begin Data listing

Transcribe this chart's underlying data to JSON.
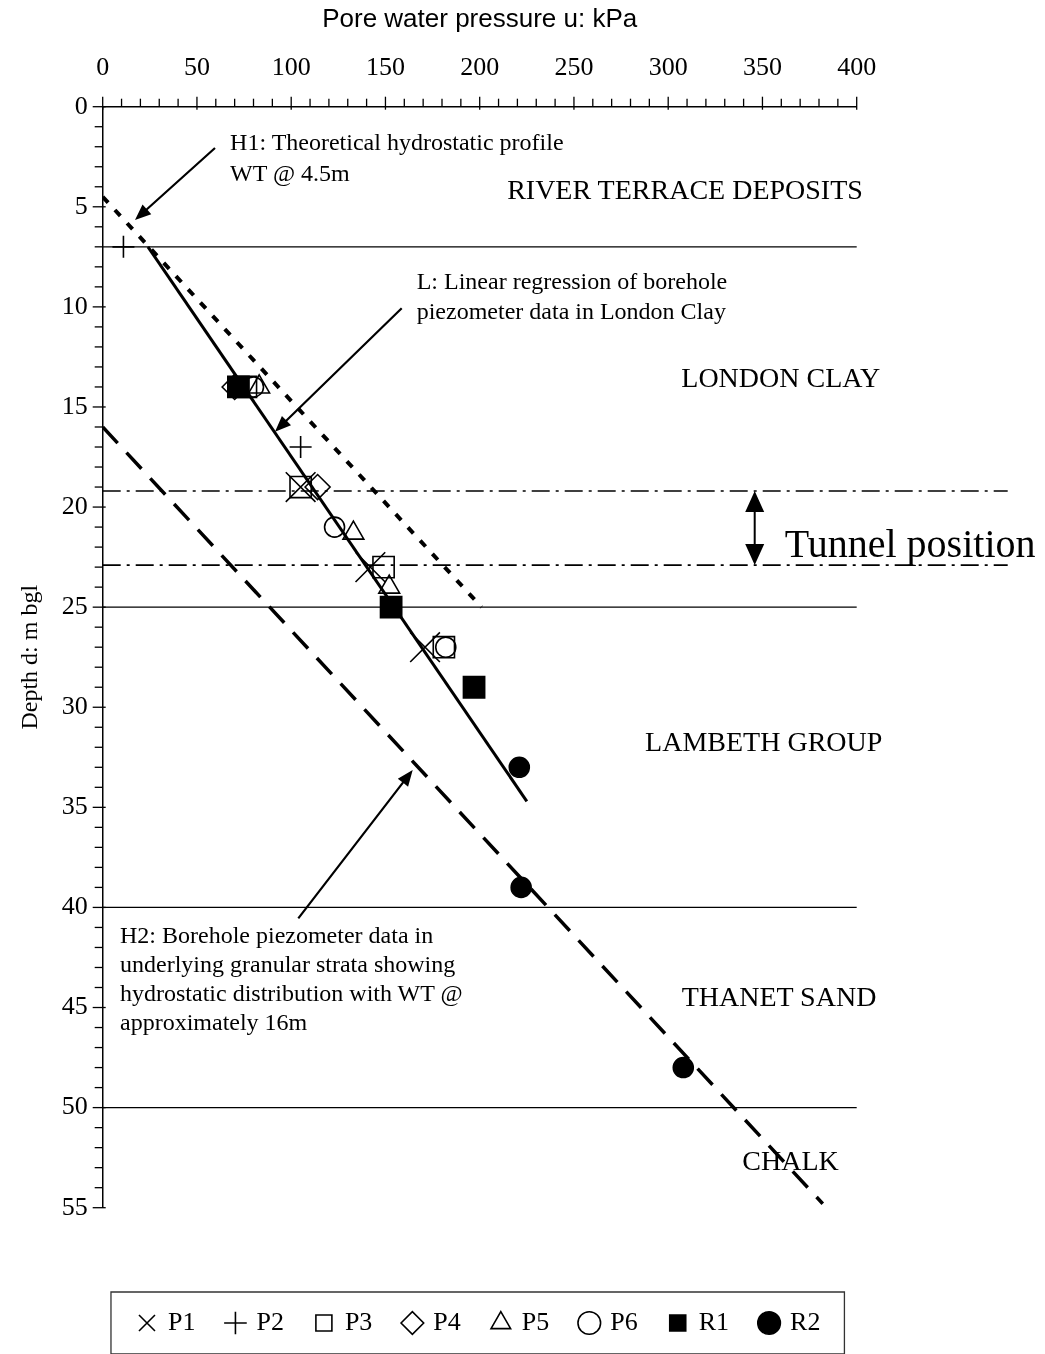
{
  "chart_data": {
    "type": "scatter",
    "xlabel": "Pore water pressure u: kPa",
    "ylabel": "Depth d: m bgl",
    "xlim": [
      0,
      400
    ],
    "ylim": [
      55,
      0
    ],
    "xticks": [
      0,
      {
        "value": 10,
        "label": null
      },
      {
        "value": 20,
        "label": null
      },
      {
        "value": 30,
        "label": null
      },
      {
        "value": 40,
        "label": null
      },
      50,
      {
        "value": 60,
        "label": null
      },
      {
        "value": 70,
        "label": null
      },
      {
        "value": 80,
        "label": null
      },
      {
        "value": 90,
        "label": null
      },
      100,
      {
        "value": 110,
        "label": null
      },
      {
        "value": 120,
        "label": null
      },
      {
        "value": 130,
        "label": null
      },
      {
        "value": 140,
        "label": null
      },
      150,
      {
        "value": 160,
        "label": null
      },
      {
        "value": 170,
        "label": null
      },
      {
        "value": 180,
        "label": null
      },
      {
        "value": 190,
        "label": null
      },
      200,
      {
        "value": 210,
        "label": null
      },
      {
        "value": 220,
        "label": null
      },
      {
        "value": 230,
        "label": null
      },
      {
        "value": 240,
        "label": null
      },
      250,
      {
        "value": 260,
        "label": null
      },
      {
        "value": 270,
        "label": null
      },
      {
        "value": 280,
        "label": null
      },
      {
        "value": 290,
        "label": null
      },
      300,
      {
        "value": 310,
        "label": null
      },
      {
        "value": 320,
        "label": null
      },
      {
        "value": 330,
        "label": null
      },
      {
        "value": 340,
        "label": null
      },
      350,
      {
        "value": 360,
        "label": null
      },
      {
        "value": 370,
        "label": null
      },
      {
        "value": 380,
        "label": null
      },
      {
        "value": 390,
        "label": null
      },
      400
    ],
    "yticks": [
      0,
      {
        "value": 1,
        "label": null
      },
      {
        "value": 2,
        "label": null
      },
      {
        "value": 3,
        "label": null
      },
      {
        "value": 4,
        "label": null
      },
      5,
      {
        "value": 6,
        "label": null
      },
      {
        "value": 7,
        "label": null
      },
      {
        "value": 8,
        "label": null
      },
      {
        "value": 9,
        "label": null
      },
      10,
      {
        "value": 11,
        "label": null
      },
      {
        "value": 12,
        "label": null
      },
      {
        "value": 13,
        "label": null
      },
      {
        "value": 14,
        "label": null
      },
      15,
      {
        "value": 16,
        "label": null
      },
      {
        "value": 17,
        "label": null
      },
      {
        "value": 18,
        "label": null
      },
      {
        "value": 19,
        "label": null
      },
      20,
      {
        "value": 21,
        "label": null
      },
      {
        "value": 22,
        "label": null
      },
      {
        "value": 23,
        "label": null
      },
      {
        "value": 24,
        "label": null
      },
      25,
      {
        "value": 26,
        "label": null
      },
      {
        "value": 27,
        "label": null
      },
      {
        "value": 28,
        "label": null
      },
      {
        "value": 29,
        "label": null
      },
      30,
      {
        "value": 31,
        "label": null
      },
      {
        "value": 32,
        "label": null
      },
      {
        "value": 33,
        "label": null
      },
      {
        "value": 34,
        "label": null
      },
      35,
      {
        "value": 36,
        "label": null
      },
      {
        "value": 37,
        "label": null
      },
      {
        "value": 38,
        "label": null
      },
      {
        "value": 39,
        "label": null
      },
      40,
      {
        "value": 41,
        "label": null
      },
      {
        "value": 42,
        "label": null
      },
      {
        "value": 43,
        "label": null
      },
      {
        "value": 44,
        "label": null
      },
      45,
      {
        "value": 46,
        "label": null
      },
      {
        "value": 47,
        "label": null
      },
      {
        "value": 48,
        "label": null
      },
      {
        "value": 49,
        "label": null
      },
      50,
      {
        "value": 51,
        "label": null
      },
      {
        "value": 52,
        "label": null
      },
      {
        "value": 53,
        "label": null
      },
      {
        "value": 54,
        "label": null
      },
      55
    ],
    "legend": "bottom",
    "series": [
      {
        "name": "P1",
        "color": "#000000",
        "marker": "x",
        "x": [
          105,
          142,
          171
        ],
        "values": [
          19,
          23,
          27
        ]
      },
      {
        "name": "P2",
        "color": "#000000",
        "marker": "cross",
        "x": [
          11,
          105
        ],
        "values": [
          7,
          17
        ]
      },
      {
        "name": "P3",
        "color": "#000000",
        "marker": "square",
        "x": [
          76,
          105,
          149,
          181
        ],
        "values": [
          14,
          19,
          23,
          27
        ]
      },
      {
        "name": "P4",
        "color": "#000000",
        "marker": "diamond",
        "x": [
          70,
          114
        ],
        "values": [
          14,
          19
        ]
      },
      {
        "name": "P5",
        "color": "#000000",
        "marker": "triangle",
        "x": [
          83,
          133,
          152
        ],
        "values": [
          14,
          21.3,
          24
        ]
      },
      {
        "name": "P6",
        "color": "#000000",
        "marker": "circle",
        "x": [
          80,
          123,
          182
        ],
        "values": [
          14,
          21,
          27
        ]
      },
      {
        "name": "R1",
        "color": "#000000",
        "marker": "square",
        "x": [
          72,
          153,
          197
        ],
        "values": [
          14,
          25,
          29
        ]
      },
      {
        "name": "R2",
        "color": "#000000",
        "marker": "circle",
        "x": [
          221,
          222,
          308
        ],
        "values": [
          33,
          39,
          48
        ]
      },
      {
        "type": "line",
        "color": "#000000",
        "line_style": "dotted",
        "x": [
          0,
          201
        ],
        "values": [
          4.5,
          25
        ]
      },
      {
        "type": "line",
        "color": "#000000",
        "line_style": "solid",
        "x": [
          24,
          225
        ],
        "values": [
          7,
          34.7
        ]
      },
      {
        "type": "line",
        "color": "#000000",
        "line_style": "dashed",
        "x": [
          0,
          382
        ],
        "values": [
          16,
          54.8
        ]
      }
    ],
    "ref_lines": [
      {
        "axis": "y",
        "value": 7
      },
      {
        "axis": "y",
        "value": 19.2,
        "line_style": "dashdot"
      },
      {
        "axis": "y",
        "value": 22.9,
        "line_style": "dashdot",
        "label": "Tunnel position"
      },
      {
        "axis": "y",
        "value": 25
      },
      {
        "axis": "y",
        "value": 40
      },
      {
        "axis": "y",
        "value": 50
      }
    ],
    "annotations": [
      "H1: Theoretical hydrostatic profile WT @ 4.5m",
      "L: Linear regression of borehole piezometer data in London Clay",
      "H2: Borehole piezometer data in underlying granular strata showing hydrostatic distribution with WT @ approximately 16m",
      "RIVER TERRACE DEPOSITS",
      "LONDON CLAY",
      "LAMBETH GROUP",
      "THANET SAND",
      "CHALK"
    ]
  }
}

end Data listing

• Brief:
Check each line of the records for the word "hydrostatic", and show the lines that contain it.

• Output below:
      "H1: Theoretical hydrostatic profile WT @ 4.5m",
      "H2: Borehole piezometer data in underlying granular strata showing hydrostatic distribution with WT @ approximately 16m",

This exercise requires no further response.